:: GIVEN PROBLEM ::
Transcribe every entry word for word. Skip the pictures.
>> start
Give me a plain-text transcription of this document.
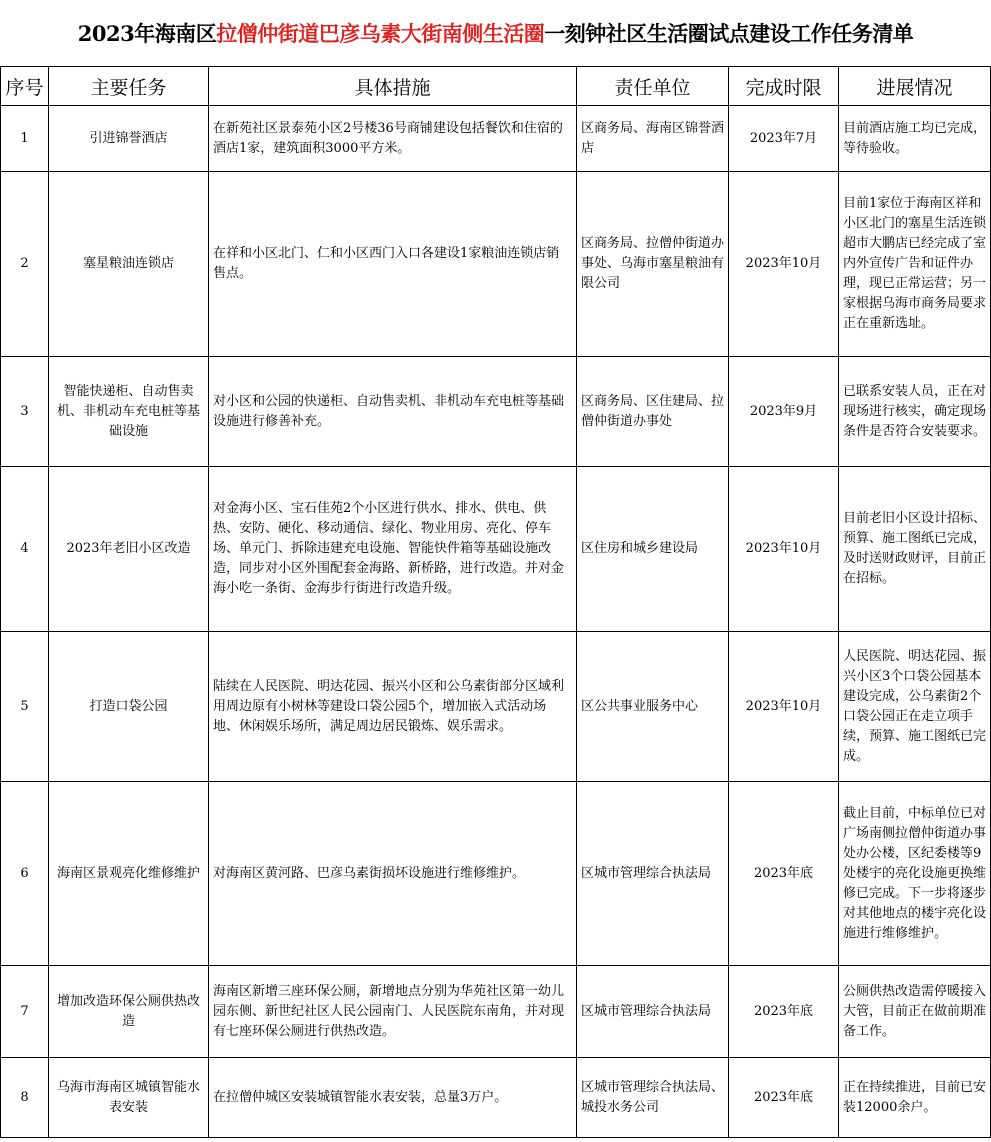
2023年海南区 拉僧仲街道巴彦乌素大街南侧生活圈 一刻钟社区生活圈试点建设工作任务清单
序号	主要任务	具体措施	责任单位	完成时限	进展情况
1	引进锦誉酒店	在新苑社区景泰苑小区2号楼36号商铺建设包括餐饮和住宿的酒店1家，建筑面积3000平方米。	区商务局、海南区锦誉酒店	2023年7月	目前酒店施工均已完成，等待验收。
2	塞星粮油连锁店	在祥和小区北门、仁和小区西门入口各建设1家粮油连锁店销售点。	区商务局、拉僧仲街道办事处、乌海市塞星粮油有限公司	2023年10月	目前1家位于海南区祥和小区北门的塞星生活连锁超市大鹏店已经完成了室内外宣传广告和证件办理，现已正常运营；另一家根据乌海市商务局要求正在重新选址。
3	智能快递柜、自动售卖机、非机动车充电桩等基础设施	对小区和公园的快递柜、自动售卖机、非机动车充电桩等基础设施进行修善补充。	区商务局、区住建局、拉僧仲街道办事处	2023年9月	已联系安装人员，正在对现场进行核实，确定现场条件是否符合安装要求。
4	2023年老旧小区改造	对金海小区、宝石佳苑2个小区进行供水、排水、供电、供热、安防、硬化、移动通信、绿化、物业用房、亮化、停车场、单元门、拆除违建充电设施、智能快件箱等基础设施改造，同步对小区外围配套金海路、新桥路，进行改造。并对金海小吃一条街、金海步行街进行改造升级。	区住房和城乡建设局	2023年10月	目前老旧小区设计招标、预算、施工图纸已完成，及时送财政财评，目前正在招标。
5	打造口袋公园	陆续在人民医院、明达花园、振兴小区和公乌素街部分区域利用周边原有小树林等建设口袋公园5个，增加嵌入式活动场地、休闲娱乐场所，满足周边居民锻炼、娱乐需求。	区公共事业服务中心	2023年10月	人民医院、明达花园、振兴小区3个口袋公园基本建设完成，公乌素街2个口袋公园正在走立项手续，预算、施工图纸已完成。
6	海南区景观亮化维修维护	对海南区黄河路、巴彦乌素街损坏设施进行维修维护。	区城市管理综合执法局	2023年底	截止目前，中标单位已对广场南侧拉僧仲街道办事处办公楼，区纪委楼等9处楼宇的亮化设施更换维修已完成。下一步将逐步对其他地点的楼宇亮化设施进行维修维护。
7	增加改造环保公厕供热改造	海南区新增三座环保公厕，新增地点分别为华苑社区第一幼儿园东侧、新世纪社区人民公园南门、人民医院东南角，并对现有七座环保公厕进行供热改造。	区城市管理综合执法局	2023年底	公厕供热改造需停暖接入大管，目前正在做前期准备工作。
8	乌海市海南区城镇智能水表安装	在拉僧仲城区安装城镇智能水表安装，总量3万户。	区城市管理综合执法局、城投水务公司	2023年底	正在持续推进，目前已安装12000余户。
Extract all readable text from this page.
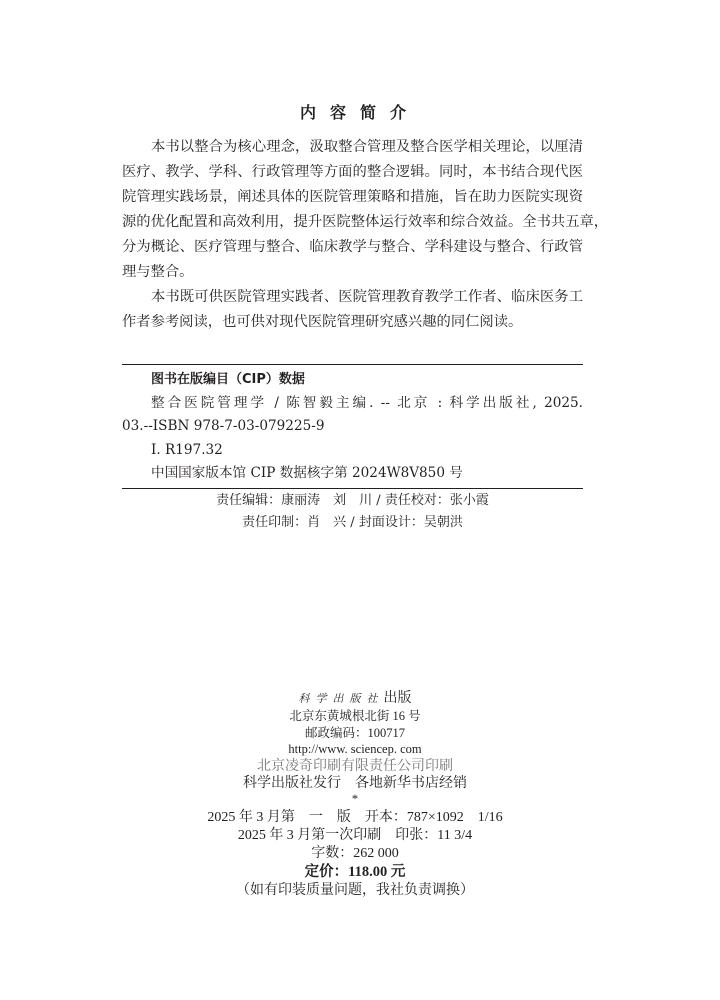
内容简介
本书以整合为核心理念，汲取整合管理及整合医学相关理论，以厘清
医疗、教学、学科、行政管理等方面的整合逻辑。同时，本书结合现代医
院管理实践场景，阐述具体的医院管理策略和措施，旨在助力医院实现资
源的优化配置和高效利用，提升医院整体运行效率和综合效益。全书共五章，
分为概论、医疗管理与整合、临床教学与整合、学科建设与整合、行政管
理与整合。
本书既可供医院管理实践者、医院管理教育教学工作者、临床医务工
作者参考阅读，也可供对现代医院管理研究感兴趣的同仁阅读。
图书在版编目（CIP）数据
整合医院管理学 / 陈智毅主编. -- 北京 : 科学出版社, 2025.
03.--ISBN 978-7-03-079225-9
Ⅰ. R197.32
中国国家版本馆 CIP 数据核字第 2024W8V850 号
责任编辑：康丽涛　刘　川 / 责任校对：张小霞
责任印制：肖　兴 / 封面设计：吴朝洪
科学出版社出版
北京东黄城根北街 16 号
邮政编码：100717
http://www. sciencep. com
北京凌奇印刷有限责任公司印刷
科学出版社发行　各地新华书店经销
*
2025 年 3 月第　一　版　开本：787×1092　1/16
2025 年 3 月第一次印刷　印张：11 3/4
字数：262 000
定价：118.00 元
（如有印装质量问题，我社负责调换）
>> end
:: TASK RESPONSE ::
Give me a plain-text transcription of this document.
2023年海南区 拉僧仲街道巴彦乌素大街南侧生活圈 一刻钟社区生活圈试点建设工作任务清单
序号	主要任务	具体措施	责任单位	完成时限	进展情况
1	引进锦誉酒店	在新苑社区景泰苑小区2号楼36号商铺建设包括餐饮和住宿的酒店1家，建筑面积3000平方米。	区商务局、海南区锦誉酒店	2023年7月	目前酒店施工均已完成，等待验收。
2	塞星粮油连锁店	在祥和小区北门、仁和小区西门入口各建设1家粮油连锁店销售点。	区商务局、拉僧仲街道办事处、乌海市塞星粮油有限公司	2023年10月	目前1家位于海南区祥和小区北门的塞星生活连锁超市大鹏店已经完成了室内外宣传广告和证件办理，现已正常运营；另一家根据乌海市商务局要求正在重新选址。
3	智能快递柜、自动售卖机、非机动车充电桩等基础设施	对小区和公园的快递柜、自动售卖机、非机动车充电桩等基础设施进行修善补充。	区商务局、区住建局、拉僧仲街道办事处	2023年9月	已联系安装人员，正在对现场进行核实，确定现场条件是否符合安装要求。
4	2023年老旧小区改造	对金海小区、宝石佳苑2个小区进行供水、排水、供电、供热、安防、硬化、移动通信、绿化、物业用房、亮化、停车场、单元门、拆除违建充电设施、智能快件箱等基础设施改造，同步对小区外围配套金海路、新桥路，进行改造。并对金海小吃一条街、金海步行街进行改造升级。	区住房和城乡建设局	2023年10月	目前老旧小区设计招标、预算、施工图纸已完成，及时送财政财评，目前正在招标。
5	打造口袋公园	陆续在人民医院、明达花园、振兴小区和公乌素街部分区域利用周边原有小树林等建设口袋公园5个，增加嵌入式活动场地、休闲娱乐场所，满足周边居民锻炼、娱乐需求。	区公共事业服务中心	2023年10月	人民医院、明达花园、振兴小区3个口袋公园基本建设完成，公乌素街2个口袋公园正在走立项手续，预算、施工图纸已完成。
6	海南区景观亮化维修维护	对海南区黄河路、巴彦乌素街损坏设施进行维修维护。	区城市管理综合执法局	2023年底	截止目前，中标单位已对广场南侧拉僧仲街道办事处办公楼，区纪委楼等9处楼宇的亮化设施更换维修已完成。下一步将逐步对其他地点的楼宇亮化设施进行维修维护。
7	增加改造环保公厕供热改造	海南区新增三座环保公厕，新增地点分别为华苑社区第一幼儿园东侧、新世纪社区人民公园南门、人民医院东南角，并对现有七座环保公厕进行供热改造。	区城市管理综合执法局	2023年底	公厕供热改造需停暖接入大管，目前正在做前期准备工作。
8	乌海市海南区城镇智能水表安装	在拉僧仲城区安装城镇智能水表安装，总量3万户。	区城市管理综合执法局、城投水务公司	2023年底	正在持续推进，目前已安装12000余户。
Extract all readable text from this page.
内容简介
本书以整合为核心理念，汲取整合管理及整合医学相关理论，以厘清
医疗、教学、学科、行政管理等方面的整合逻辑。同时，本书结合现代医
院管理实践场景，阐述具体的医院管理策略和措施，旨在助力医院实现资
源的优化配置和高效利用，提升医院整体运行效率和综合效益。全书共五章，
分为概论、医疗管理与整合、临床教学与整合、学科建设与整合、行政管
理与整合。
本书既可供医院管理实践者、医院管理教育教学工作者、临床医务工
作者参考阅读，也可供对现代医院管理研究感兴趣的同仁阅读。
图书在版编目（CIP）数据
整合医院管理学 / 陈智毅主编. -- 北京 : 科学出版社, 2025.
03.--ISBN 978-7-03-079225-9
Ⅰ. R197.32
中国国家版本馆 CIP 数据核字第 2024W8V850 号
责任编辑：康丽涛　刘　川 / 责任校对：张小霞
责任印制：肖　兴 / 封面设计：吴朝洪
科学出版社出版
北京东黄城根北街 16 号
邮政编码：100717
http://www. sciencep. com
北京凌奇印刷有限责任公司印刷
科学出版社发行　各地新华书店经销
*
2025 年 3 月第　一　版　开本：787×1092　1/16
2025 年 3 月第一次印刷　印张：11 3/4
字数：262 000
定价：118.00 元
（如有印装质量问题，我社负责调换）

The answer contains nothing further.